Instructions to follow: Every record should be copied exactly, except that pictures are to be omitted.
** start Raw data **
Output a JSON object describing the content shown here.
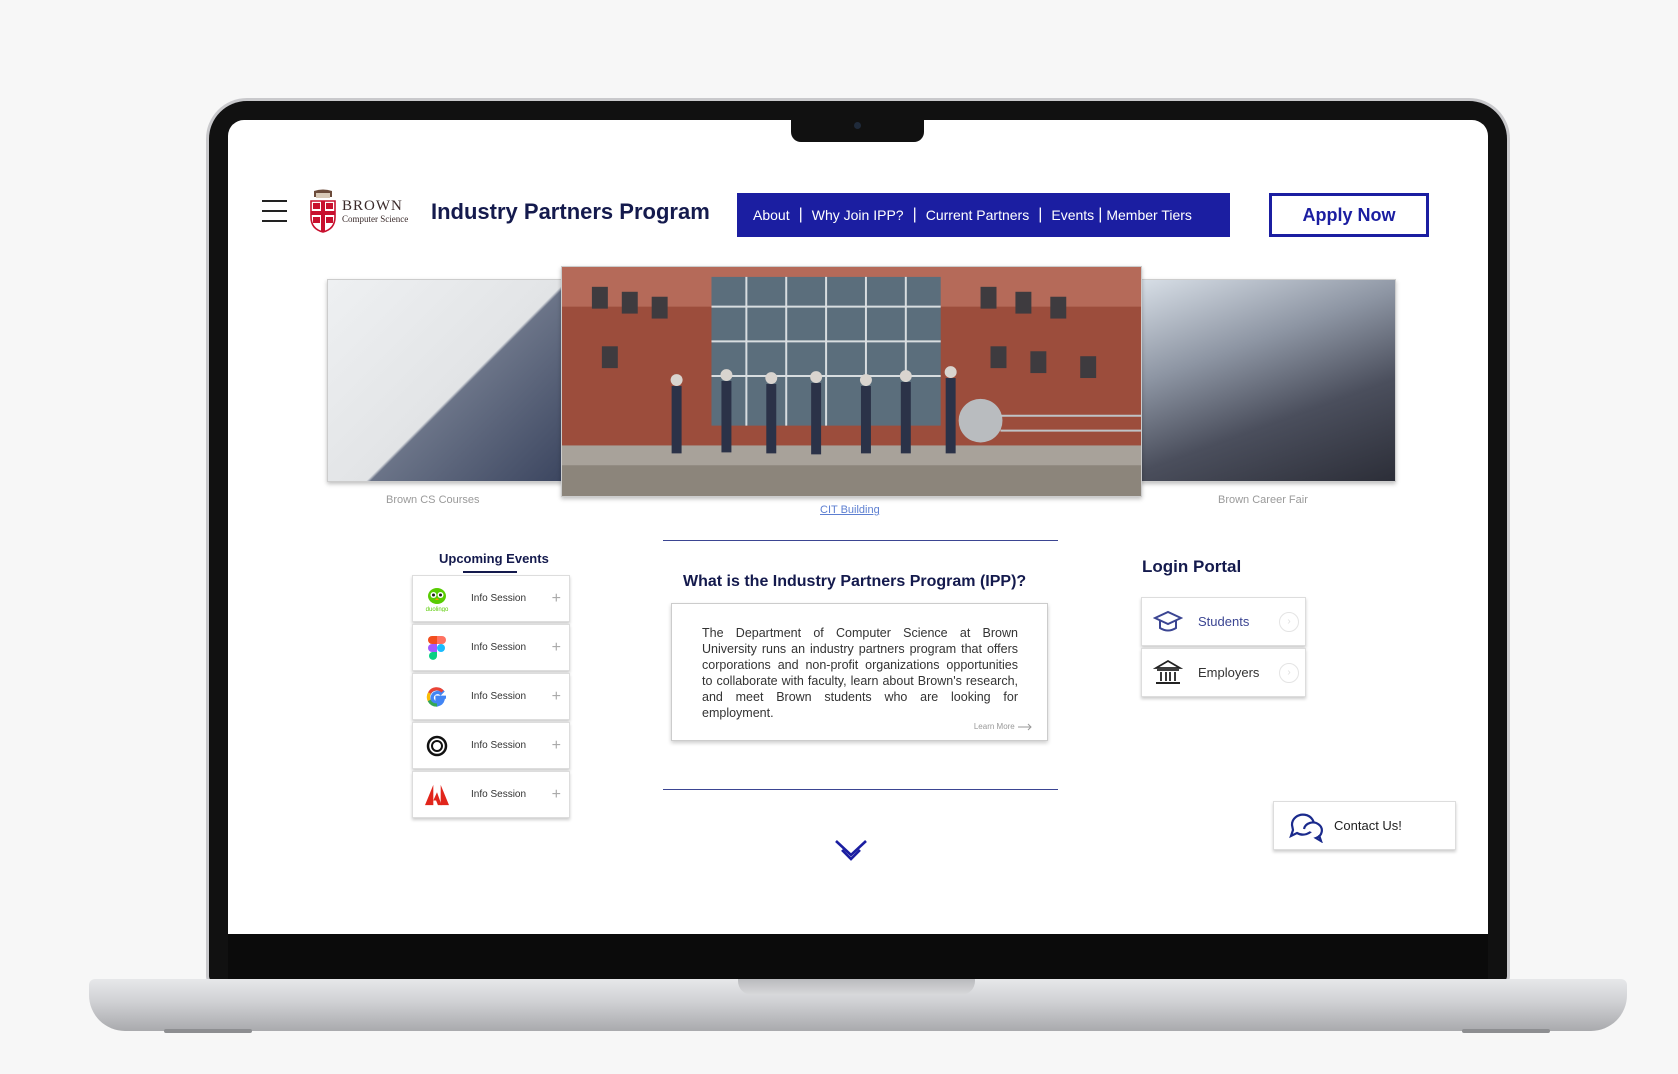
{
  "header": {
    "brand_name": "BROWN",
    "brand_sub": "Computer Science",
    "title": "Industry Partners Program",
    "nav": [
      "About",
      "Why Join IPP?",
      "Current Partners",
      "Events",
      "Member Tiers"
    ],
    "apply_label": "Apply Now"
  },
  "carousel": {
    "captions": [
      "Brown CS Courses",
      "CIT Building",
      "Brown Career Fair"
    ]
  },
  "events": {
    "title": "Upcoming Events",
    "items": [
      {
        "logo": "duolingo-icon",
        "logo_text": "duolingo",
        "label": "Info Session"
      },
      {
        "logo": "figma-icon",
        "label": "Info Session"
      },
      {
        "logo": "google-icon",
        "label": "Info Session"
      },
      {
        "logo": "openai-icon",
        "label": "Info Session"
      },
      {
        "logo": "adobe-icon",
        "label": "Info Session"
      }
    ]
  },
  "ipp": {
    "title": "What is the Industry Partners Program (IPP)?",
    "body": "The Department of Computer Science at Brown University runs an industry partners program that offers corporations and non-profit organizations opportunities to collaborate with faculty, learn about Brown's research, and meet Brown students who are looking for employment.",
    "learn_more": "Learn More"
  },
  "login": {
    "title": "Login Portal",
    "students": "Students",
    "employers": "Employers"
  },
  "contact": {
    "label": "Contact Us!"
  },
  "colors": {
    "brand_blue": "#1b1ea1",
    "navy_text": "#141a4d",
    "brown_red": "#c8102e"
  }
}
** end Raw data **
The reply:
Output a JSON object describing the content shown here.
{
  "header": {
    "brand_name": "BROWN",
    "brand_sub": "Computer Science",
    "title": "Industry Partners Program",
    "nav": [
      "About",
      "Why Join IPP?",
      "Current Partners",
      "Events",
      "Member Tiers"
    ],
    "apply_label": "Apply Now"
  },
  "carousel": {
    "captions": [
      "Brown CS Courses",
      "CIT Building",
      "Brown Career Fair"
    ]
  },
  "events": {
    "title": "Upcoming Events",
    "items": [
      {
        "logo": "duolingo-icon",
        "logo_text": "duolingo",
        "label": "Info Session"
      },
      {
        "logo": "figma-icon",
        "label": "Info Session"
      },
      {
        "logo": "google-icon",
        "label": "Info Session"
      },
      {
        "logo": "openai-icon",
        "label": "Info Session"
      },
      {
        "logo": "adobe-icon",
        "label": "Info Session"
      }
    ]
  },
  "ipp": {
    "title": "What is the Industry Partners Program (IPP)?",
    "body": "The Department of Computer Science at Brown University runs an industry partners program that offers corporations and non-profit organizations opportunities to collaborate with faculty, learn about Brown's research, and meet Brown students who are looking for employment.",
    "learn_more": "Learn More"
  },
  "login": {
    "title": "Login Portal",
    "students": "Students",
    "employers": "Employers"
  },
  "contact": {
    "label": "Contact Us!"
  },
  "colors": {
    "brand_blue": "#1b1ea1",
    "navy_text": "#141a4d",
    "brown_red": "#c8102e"
  }
}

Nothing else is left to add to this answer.